# Records for the task
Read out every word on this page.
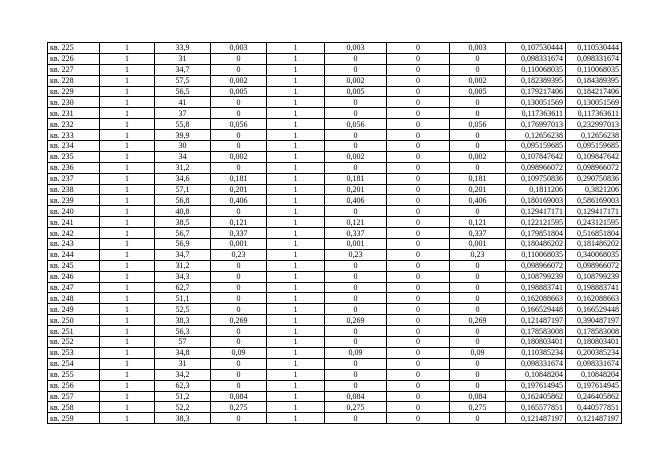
кв. 225	1	33,9	0,003	1	0,003	0	0,003	0,107530444	0,110530444
кв. 226	1	31	0	1	0	0	0	0,098331674	0,098331674
кв. 227	1	34,7	0	1	0	0	0	0,110068035	0,110068035
кв. 228	1	57,5	0,002	1	0,002	0	0,002	0,182389395	0,184389395
кв. 229	1	56,5	0,005	1	0,005	0	0,005	0,179217406	0,184217406
кв. 230	1	41	0	1	0	0	0	0,130051569	0,130051569
кв. 231	1	37	0	1	0	0	0	0,117363611	0,117363611
кв. 232	1	55,8	0,056	1	0,056	0	0,056	0,176997013	0,232997013
кв. 233	1	39,9	0	1	0	0	0	0,12656238	0,12656238
кв. 234	1	30	0	1	0	0	0	0,095159685	0,095159685
кв. 235	1	34	0,002	1	0,002	0	0,002	0,107847642	0,109847642
кв. 236	1	31,2	0	1	0	0	0	0,098966072	0,098966072
кв. 237	1	34,6	0,181	1	0,181	0	0,181	0,109750836	0,290750836
кв. 238	1	57,1	0,201	1	0,201	0	0,201	0,1811206	0,3821206
кв. 239	1	56,8	0,406	1	0,406	0	0,406	0,180169003	0,586169003
кв. 240	1	40,8	0	1	0	0	0	0,129417171	0,129417171
кв. 241	1	38,5	0,121	1	0,121	0	0,121	0,122121595	0,243121595
кв. 242	1	56,7	0,337	1	0,337	0	0,337	0,179851804	0,516851804
кв. 243	1	56,9	0,001	1	0,001	0	0,001	0,180486202	0,181486202
кв. 244	1	34,7	0,23	1	0,23	0	0,23	0,110068035	0,340068035
кв. 245	1	31,2	0	1	0	0	0	0,098966072	0,098966072
кв. 246	1	34,3	0	1	0	0	0	0,108799239	0,108799239
кв. 247	1	62,7	0	1	0	0	0	0,198883741	0,198883741
кв. 248	1	51,1	0	1	0	0	0	0,162088663	0,162088663
кв. 249	1	52,5	0	1	0	0	0	0,166529448	0,166529448
кв. 250	1	38,3	0,269	1	0,269	0	0,269	0,121487197	0,390487197
кв. 251	1	56,3	0	1	0	0	0	0,178583008	0,178583008
кв. 252	1	57	0	1	0	0	0	0,180803401	0,180803401
кв. 253	1	34,8	0,09	1	0,09	0	0,09	0,110385234	0,200385234
кв. 254	1	31	0	1	0	0	0	0,098331674	0,098331674
кв. 255	1	34,2	0	1	0	0	0	0,10848204	0,10848204
кв. 256	1	62,3	0	1	0	0	0	0,197614945	0,197614945
кв. 257	1	51,2	0,084	1	0,084	0	0,084	0,162405862	0,246405862
кв. 258	1	52,2	0,275	1	0,275	0	0,275	0,165577851	0,440577851
кв. 259	1	38,3	0	1	0	0	0	0,121487197	0,121487197
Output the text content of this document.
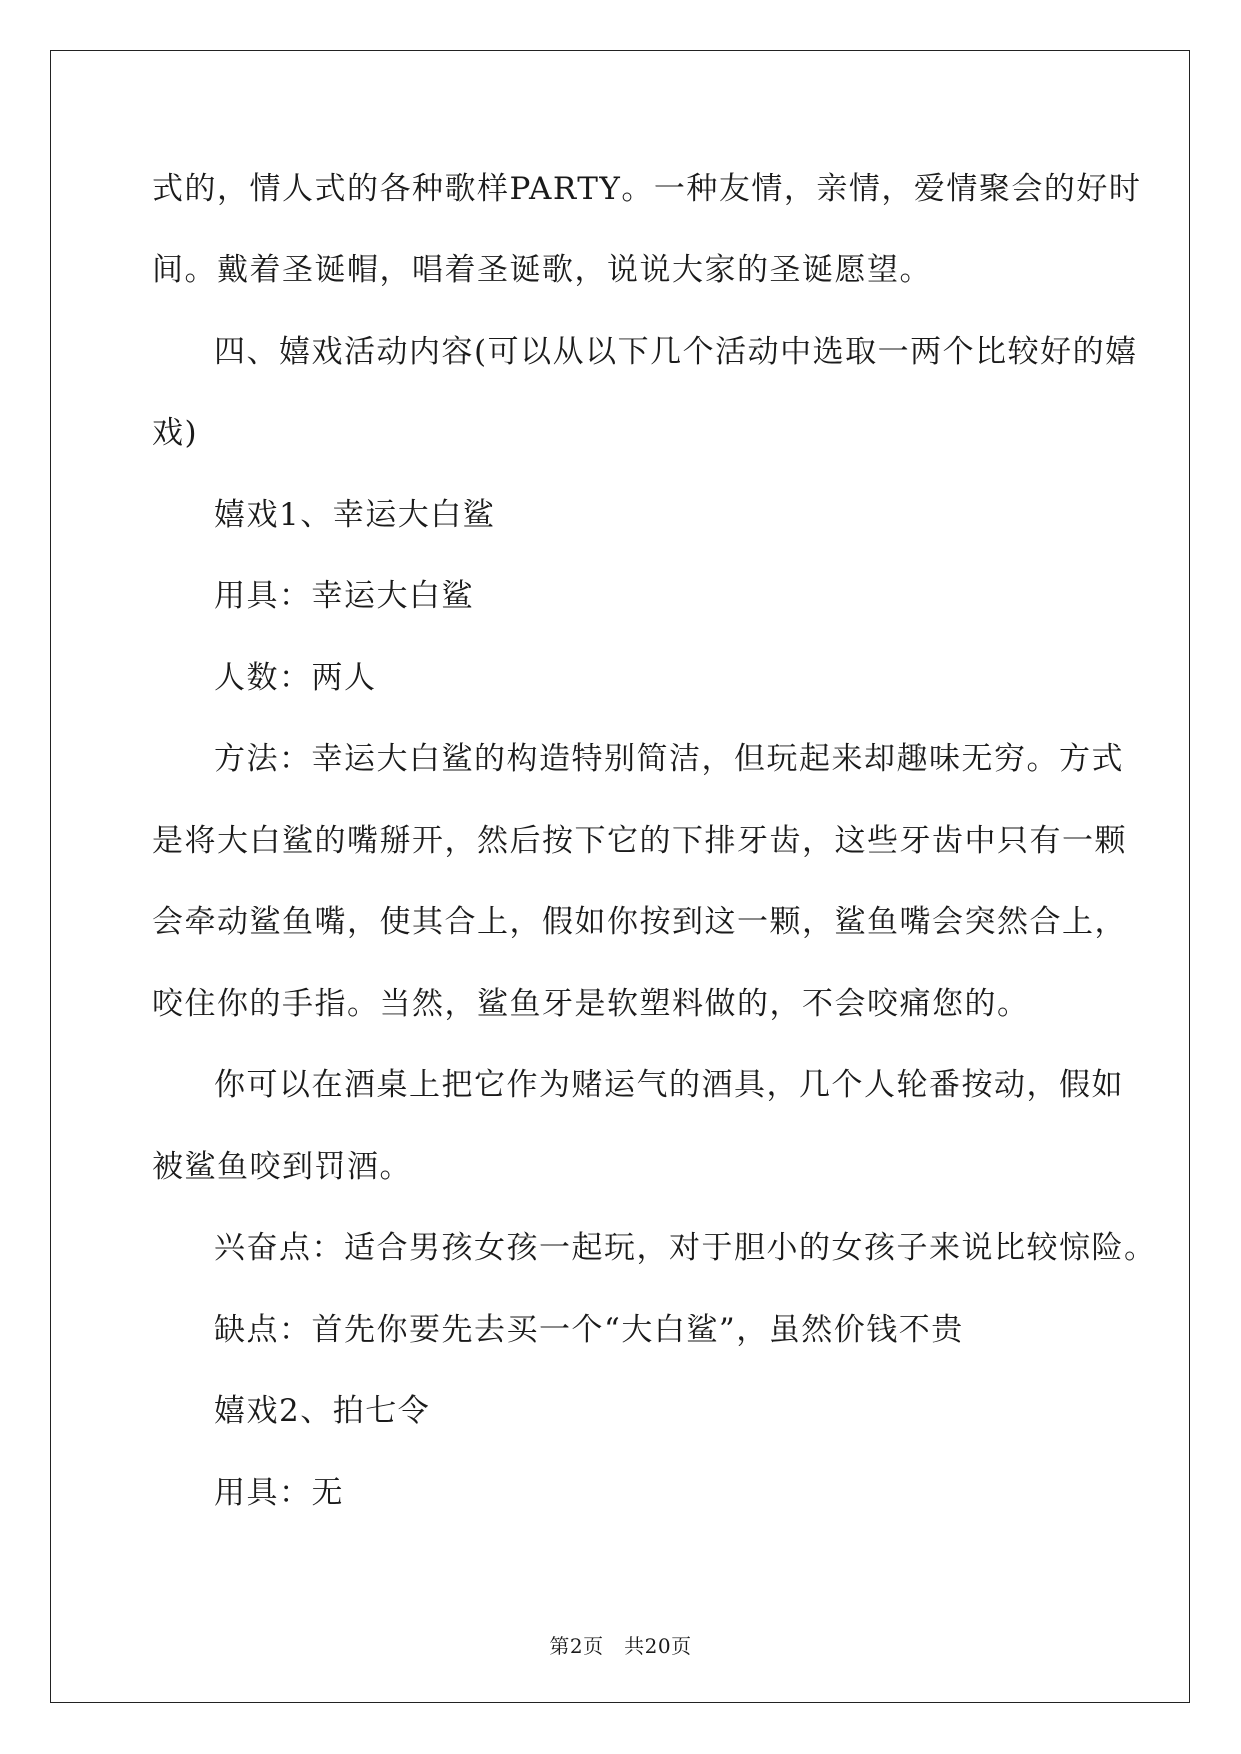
式的，情人式的各种歌样PARTY。一种友情，亲情，爱情聚会的好时

间。戴着圣诞帽，唱着圣诞歌，说说大家的圣诞愿望。

四、嬉戏活动内容(可以从以下几个活动中选取一两个比较好的嬉

戏)

嬉戏1、幸运大白鲨

用具：幸运大白鲨

人数：两人

方法：幸运大白鲨的构造特别简洁，但玩起来却趣味无穷。方式

是将大白鲨的嘴掰开，然后按下它的下排牙齿，这些牙齿中只有一颗

会牵动鲨鱼嘴，使其合上，假如你按到这一颗，鲨鱼嘴会突然合上，

咬住你的手指。当然，鲨鱼牙是软塑料做的，不会咬痛您的。

你可以在酒桌上把它作为赌运气的酒具，几个人轮番按动，假如

被鲨鱼咬到罚酒。

兴奋点：适合男孩女孩一起玩，对于胆小的女孩子来说比较惊险。

缺点：首先你要先去买一个“大白鲨”，虽然价钱不贵

嬉戏2、拍七令

用具：无

第2页　共20页
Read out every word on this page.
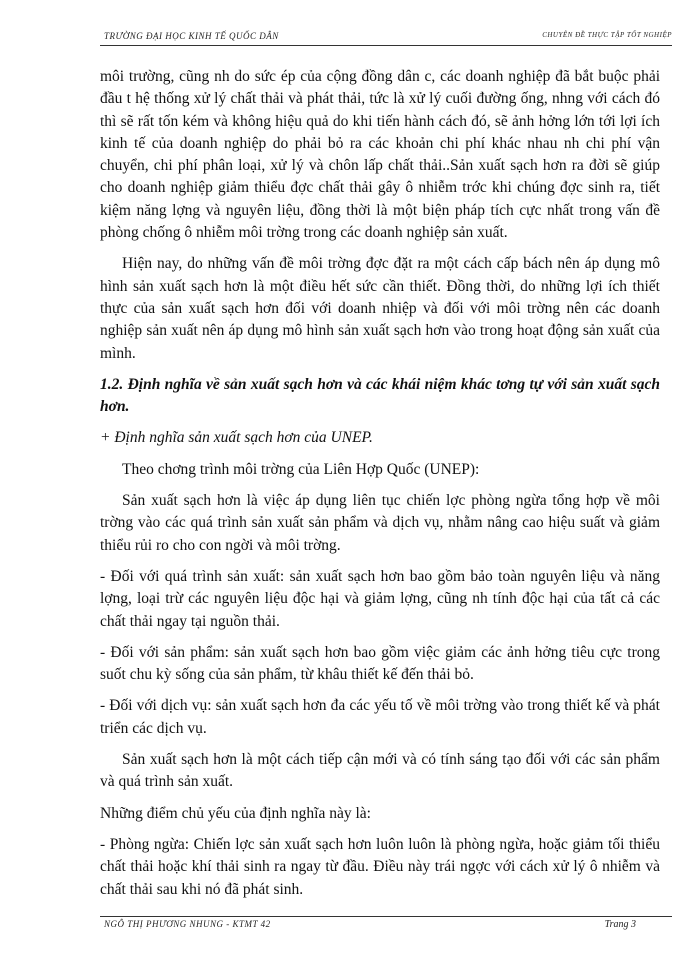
TRƯỜNG ĐẠI HỌC KINH TẾ QUỐC DÂN	CHUYÊN ĐỀ THỰC TẬP TỐT NGHIỆP

môi trường, cũng nh do sức ép của cộng đồng dân c, các doanh nghiệp đã bắt buộc phải đầu t hệ thống xử lý chất thải và phát thải, tức là xử lý cuối đường ống, nhng với cách đó thì sẽ rất tốn kém và không hiệu quả do khi tiến hành cách đó, sẽ ảnh hởng lớn tới lợi ích kinh tế của doanh nghiệp do phải bỏ ra các khoản chi phí khác nhau nh chi phí vận chuyển, chi phí phân loại, xử lý và chôn lấp chất thải..Sản xuất sạch hơn ra đời sẽ giúp cho doanh nghiệp giảm thiểu đợc chất thải gây ô nhiễm trớc khi chúng đợc sinh ra, tiết kiệm năng lợng và nguyên liệu, đồng thời là một biện pháp tích cực nhất trong vấn đề phòng chống ô nhiễm môi trờng trong các doanh nghiệp sản xuất.

Hiện nay, do những vấn đề môi trờng đợc đặt ra một cách cấp bách nên áp dụng mô hình sản xuất sạch hơn là một điều hết sức cần thiết. Đồng thời, do những lợi ích thiết thực của sản xuất sạch hơn đối với doanh nhiệp và đối với môi trờng nên các doanh nghiệp sản xuất nên áp dụng mô hình sản xuất sạch hơn vào trong hoạt động sản xuất của mình.

1.2. Định nghĩa về sản xuất sạch hơn và các khái niệm khác tơng tự với sản xuất sạch hơn.

+ Định nghĩa sản xuất sạch hơn của UNEP.

Theo chơng trình môi trờng của Liên Hợp Quốc (UNEP):

Sản xuất sạch hơn là việc áp dụng liên tục chiến lợc phòng ngừa tổng hợp về môi trờng vào các quá trình sản xuất sản phẩm và dịch vụ, nhằm nâng cao hiệu suất và giảm thiểu rủi ro cho con ngời và môi trờng.

- Đối với quá trình sản xuất: sản xuất sạch hơn bao gồm bảo toàn nguyên liệu và năng lợng, loại trừ các nguyên liệu độc hại và giảm lợng, cũng nh tính độc hại của tất cả các chất thải ngay tại nguồn thải.

- Đối với sản phẩm: sản xuất sạch hơn bao gồm việc giảm các ảnh hởng tiêu cực trong suốt chu kỳ sống của sản phẩm, từ khâu thiết kế đến thải bỏ.

- Đối với dịch vụ: sản xuất sạch hơn đa các yếu tố về môi trờng vào trong thiết kế và phát triển các dịch vụ.

Sản xuất sạch hơn là một cách tiếp cận mới và có tính sáng tạo đối với các sản phẩm và quá trình sản xuất.

Những điểm chủ yếu của định nghĩa này là:

- Phòng ngừa: Chiến lợc sản xuất sạch hơn luôn luôn là phòng ngừa, hoặc giảm tối thiểu chất thải hoặc khí thải sinh ra ngay từ đầu. Điều này trái ngợc với cách xử lý ô nhiễm và chất thải sau khi nó đã phát sinh.

NGÔ THỊ PHƯƠNG NHUNG - KTMT 42	Trang 3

# Goal of the exercise
Copy the material above exactly and drop the pictures.

# Response
Read out every word on this page.
кв. 225	1	33,9	0,003	1	0,003	0	0,003	0,107530444	0,110530444
кв. 226	1	31	0	1	0	0	0	0,098331674	0,098331674
кв. 227	1	34,7	0	1	0	0	0	0,110068035	0,110068035
кв. 228	1	57,5	0,002	1	0,002	0	0,002	0,182389395	0,184389395
кв. 229	1	56,5	0,005	1	0,005	0	0,005	0,179217406	0,184217406
кв. 230	1	41	0	1	0	0	0	0,130051569	0,130051569
кв. 231	1	37	0	1	0	0	0	0,117363611	0,117363611
кв. 232	1	55,8	0,056	1	0,056	0	0,056	0,176997013	0,232997013
кв. 233	1	39,9	0	1	0	0	0	0,12656238	0,12656238
кв. 234	1	30	0	1	0	0	0	0,095159685	0,095159685
кв. 235	1	34	0,002	1	0,002	0	0,002	0,107847642	0,109847642
кв. 236	1	31,2	0	1	0	0	0	0,098966072	0,098966072
кв. 237	1	34,6	0,181	1	0,181	0	0,181	0,109750836	0,290750836
кв. 238	1	57,1	0,201	1	0,201	0	0,201	0,1811206	0,3821206
кв. 239	1	56,8	0,406	1	0,406	0	0,406	0,180169003	0,586169003
кв. 240	1	40,8	0	1	0	0	0	0,129417171	0,129417171
кв. 241	1	38,5	0,121	1	0,121	0	0,121	0,122121595	0,243121595
кв. 242	1	56,7	0,337	1	0,337	0	0,337	0,179851804	0,516851804
кв. 243	1	56,9	0,001	1	0,001	0	0,001	0,180486202	0,181486202
кв. 244	1	34,7	0,23	1	0,23	0	0,23	0,110068035	0,340068035
кв. 245	1	31,2	0	1	0	0	0	0,098966072	0,098966072
кв. 246	1	34,3	0	1	0	0	0	0,108799239	0,108799239
кв. 247	1	62,7	0	1	0	0	0	0,198883741	0,198883741
кв. 248	1	51,1	0	1	0	0	0	0,162088663	0,162088663
кв. 249	1	52,5	0	1	0	0	0	0,166529448	0,166529448
кв. 250	1	38,3	0,269	1	0,269	0	0,269	0,121487197	0,390487197
кв. 251	1	56,3	0	1	0	0	0	0,178583008	0,178583008
кв. 252	1	57	0	1	0	0	0	0,180803401	0,180803401
кв. 253	1	34,8	0,09	1	0,09	0	0,09	0,110385234	0,200385234
кв. 254	1	31	0	1	0	0	0	0,098331674	0,098331674
кв. 255	1	34,2	0	1	0	0	0	0,10848204	0,10848204
кв. 256	1	62,3	0	1	0	0	0	0,197614945	0,197614945
кв. 257	1	51,2	0,084	1	0,084	0	0,084	0,162405862	0,246405862
кв. 258	1	52,2	0,275	1	0,275	0	0,275	0,165577851	0,440577851
кв. 259	1	38,3	0	1	0	0	0	0,121487197	0,121487197
Output the text content of this document.
式的，情人式的各种歌样PARTY。一种友情，亲情，爱情聚会的好时

间。戴着圣诞帽，唱着圣诞歌，说说大家的圣诞愿望。

四、嬉戏活动内容(可以从以下几个活动中选取一两个比较好的嬉

戏)

嬉戏1、幸运大白鲨

用具：幸运大白鲨

人数：两人

方法：幸运大白鲨的构造特别简洁，但玩起来却趣味无穷。方式

是将大白鲨的嘴掰开，然后按下它的下排牙齿，这些牙齿中只有一颗

会牵动鲨鱼嘴，使其合上，假如你按到这一颗，鲨鱼嘴会突然合上，

咬住你的手指。当然，鲨鱼牙是软塑料做的，不会咬痛您的。

你可以在酒桌上把它作为赌运气的酒具，几个人轮番按动，假如

被鲨鱼咬到罚酒。

兴奋点：适合男孩女孩一起玩，对于胆小的女孩子来说比较惊险。

缺点：首先你要先去买一个“大白鲨”，虽然价钱不贵

嬉戏2、拍七令

用具：无

第2页　共20页
Read out every word on this page.
TRƯỜNG ĐẠI HỌC KINH TẾ QUỐC DÂN	CHUYÊN ĐỀ THỰC TẬP TỐT NGHIỆP

môi trường, cũng nh do sức ép của cộng đồng dân c, các doanh nghiệp đã bắt buộc phải đầu t hệ thống xử lý chất thải và phát thải, tức là xử lý cuối đường ống, nhng với cách đó thì sẽ rất tốn kém và không hiệu quả do khi tiến hành cách đó, sẽ ảnh hởng lớn tới lợi ích kinh tế của doanh nghiệp do phải bỏ ra các khoản chi phí khác nhau nh chi phí vận chuyển, chi phí phân loại, xử lý và chôn lấp chất thải..Sản xuất sạch hơn ra đời sẽ giúp cho doanh nghiệp giảm thiểu đợc chất thải gây ô nhiễm trớc khi chúng đợc sinh ra, tiết kiệm năng lợng và nguyên liệu, đồng thời là một biện pháp tích cực nhất trong vấn đề phòng chống ô nhiễm môi trờng trong các doanh nghiệp sản xuất.

Hiện nay, do những vấn đề môi trờng đợc đặt ra một cách cấp bách nên áp dụng mô hình sản xuất sạch hơn là một điều hết sức cần thiết. Đồng thời, do những lợi ích thiết thực của sản xuất sạch hơn đối với doanh nhiệp và đối với môi trờng nên các doanh nghiệp sản xuất nên áp dụng mô hình sản xuất sạch hơn vào trong hoạt động sản xuất của mình.

1.2. Định nghĩa về sản xuất sạch hơn và các khái niệm khác tơng tự với sản xuất sạch hơn.

+ Định nghĩa sản xuất sạch hơn của UNEP.

Theo chơng trình môi trờng của Liên Hợp Quốc (UNEP):

Sản xuất sạch hơn là việc áp dụng liên tục chiến lợc phòng ngừa tổng hợp về môi trờng vào các quá trình sản xuất sản phẩm và dịch vụ, nhằm nâng cao hiệu suất và giảm thiểu rủi ro cho con ngời và môi trờng.

- Đối với quá trình sản xuất: sản xuất sạch hơn bao gồm bảo toàn nguyên liệu và năng lợng, loại trừ các nguyên liệu độc hại và giảm lợng, cũng nh tính độc hại của tất cả các chất thải ngay tại nguồn thải.

- Đối với sản phẩm: sản xuất sạch hơn bao gồm việc giảm các ảnh hởng tiêu cực trong suốt chu kỳ sống của sản phẩm, từ khâu thiết kế đến thải bỏ.

- Đối với dịch vụ: sản xuất sạch hơn đa các yếu tố về môi trờng vào trong thiết kế và phát triển các dịch vụ.

Sản xuất sạch hơn là một cách tiếp cận mới và có tính sáng tạo đối với các sản phẩm và quá trình sản xuất.

Những điểm chủ yếu của định nghĩa này là:

- Phòng ngừa: Chiến lợc sản xuất sạch hơn luôn luôn là phòng ngừa, hoặc giảm tối thiểu chất thải hoặc khí thải sinh ra ngay từ đầu. Điều này trái ngợc với cách xử lý ô nhiễm và chất thải sau khi nó đã phát sinh.

NGÔ THỊ PHƯƠNG NHUNG - KTMT 42	Trang 3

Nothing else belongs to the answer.